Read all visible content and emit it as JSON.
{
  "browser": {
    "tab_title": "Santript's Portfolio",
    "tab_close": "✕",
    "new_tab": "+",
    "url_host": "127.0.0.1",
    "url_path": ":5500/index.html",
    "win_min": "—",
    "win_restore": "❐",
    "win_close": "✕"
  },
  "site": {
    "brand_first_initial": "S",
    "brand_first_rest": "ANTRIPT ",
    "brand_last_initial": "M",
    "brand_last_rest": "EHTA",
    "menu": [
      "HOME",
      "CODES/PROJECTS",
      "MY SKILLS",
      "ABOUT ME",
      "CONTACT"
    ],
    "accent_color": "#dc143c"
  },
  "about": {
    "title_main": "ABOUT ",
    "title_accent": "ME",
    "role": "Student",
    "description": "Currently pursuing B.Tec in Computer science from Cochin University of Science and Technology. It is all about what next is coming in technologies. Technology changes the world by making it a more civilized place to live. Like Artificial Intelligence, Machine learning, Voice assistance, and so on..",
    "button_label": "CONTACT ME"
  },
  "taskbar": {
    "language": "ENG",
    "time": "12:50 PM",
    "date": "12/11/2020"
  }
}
★ ★ ★
Output all records verbatim.

Read all visible content and emit it as JSON.
{
  "browser": {
    "tab_title": "Santript's Portfolio",
    "tab_close": "✕",
    "new_tab": "+",
    "url_host": "127.0.0.1",
    "url_path": ":5500/index.html",
    "win_min": "—",
    "win_restore": "❐",
    "win_close": "✕"
  },
  "site": {
    "brand_first_initial": "S",
    "brand_first_rest": "ANTRIPT ",
    "brand_last_initial": "M",
    "brand_last_rest": "EHTA",
    "menu": [
      "HOME",
      "CODES/PROJECTS",
      "MY SKILLS",
      "ABOUT ME",
      "CONTACT"
    ],
    "accent_color": "#dc143c"
  },
  "about": {
    "title_main": "ABOUT ",
    "title_accent": "ME",
    "role": "Student",
    "description": "Currently pursuing B.Tec in Computer science from Cochin University of Science and Technology. It is all about what next is coming in technologies. Technology changes the world by making it a more civilized place to live. Like Artificial Intelligence, Machine learning, Voice assistance, and so on..",
    "button_label": "CONTACT ME"
  },
  "taskbar": {
    "language": "ENG",
    "time": "12:50 PM",
    "date": "12/11/2020"
  }
}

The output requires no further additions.